— Start of Records for this exercise —

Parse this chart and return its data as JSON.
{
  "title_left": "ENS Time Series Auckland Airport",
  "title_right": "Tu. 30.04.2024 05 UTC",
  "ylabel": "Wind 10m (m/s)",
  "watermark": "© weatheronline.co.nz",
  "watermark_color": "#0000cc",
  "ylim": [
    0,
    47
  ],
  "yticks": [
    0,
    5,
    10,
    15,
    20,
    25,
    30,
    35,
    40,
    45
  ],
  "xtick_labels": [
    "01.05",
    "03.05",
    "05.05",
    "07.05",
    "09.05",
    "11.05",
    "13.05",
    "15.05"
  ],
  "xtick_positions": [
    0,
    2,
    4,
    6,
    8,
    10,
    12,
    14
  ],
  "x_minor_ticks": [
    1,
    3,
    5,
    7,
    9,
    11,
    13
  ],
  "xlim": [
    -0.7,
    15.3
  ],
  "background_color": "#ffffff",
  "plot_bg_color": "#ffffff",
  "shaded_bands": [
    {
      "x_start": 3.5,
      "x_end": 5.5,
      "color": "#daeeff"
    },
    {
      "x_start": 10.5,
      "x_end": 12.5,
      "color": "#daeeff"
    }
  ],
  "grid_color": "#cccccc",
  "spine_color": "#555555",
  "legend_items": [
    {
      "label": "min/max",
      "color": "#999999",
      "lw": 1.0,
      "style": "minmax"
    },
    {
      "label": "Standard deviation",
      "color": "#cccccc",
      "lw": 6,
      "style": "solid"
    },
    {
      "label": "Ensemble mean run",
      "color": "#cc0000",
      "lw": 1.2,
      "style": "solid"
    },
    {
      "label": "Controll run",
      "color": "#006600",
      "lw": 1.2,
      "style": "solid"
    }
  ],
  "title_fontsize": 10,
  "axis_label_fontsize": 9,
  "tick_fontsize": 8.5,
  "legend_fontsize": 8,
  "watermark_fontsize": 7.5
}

— End of Records for this exercise —

#### [To do]
Your task is to quote the listing above word for word.

#### [Exercise output]
Parse this chart and return its data as JSON.
{
  "title_left": "ENS Time Series Auckland Airport",
  "title_right": "Tu. 30.04.2024 05 UTC",
  "ylabel": "Wind 10m (m/s)",
  "watermark": "© weatheronline.co.nz",
  "watermark_color": "#0000cc",
  "ylim": [
    0,
    47
  ],
  "yticks": [
    0,
    5,
    10,
    15,
    20,
    25,
    30,
    35,
    40,
    45
  ],
  "xtick_labels": [
    "01.05",
    "03.05",
    "05.05",
    "07.05",
    "09.05",
    "11.05",
    "13.05",
    "15.05"
  ],
  "xtick_positions": [
    0,
    2,
    4,
    6,
    8,
    10,
    12,
    14
  ],
  "x_minor_ticks": [
    1,
    3,
    5,
    7,
    9,
    11,
    13
  ],
  "xlim": [
    -0.7,
    15.3
  ],
  "background_color": "#ffffff",
  "plot_bg_color": "#ffffff",
  "shaded_bands": [
    {
      "x_start": 3.5,
      "x_end": 5.5,
      "color": "#daeeff"
    },
    {
      "x_start": 10.5,
      "x_end": 12.5,
      "color": "#daeeff"
    }
  ],
  "grid_color": "#cccccc",
  "spine_color": "#555555",
  "legend_items": [
    {
      "label": "min/max",
      "color": "#999999",
      "lw": 1.0,
      "style": "minmax"
    },
    {
      "label": "Standard deviation",
      "color": "#cccccc",
      "lw": 6,
      "style": "solid"
    },
    {
      "label": "Ensemble mean run",
      "color": "#cc0000",
      "lw": 1.2,
      "style": "solid"
    },
    {
      "label": "Controll run",
      "color": "#006600",
      "lw": 1.2,
      "style": "solid"
    }
  ],
  "title_fontsize": 10,
  "axis_label_fontsize": 9,
  "tick_fontsize": 8.5,
  "legend_fontsize": 8,
  "watermark_fontsize": 7.5
}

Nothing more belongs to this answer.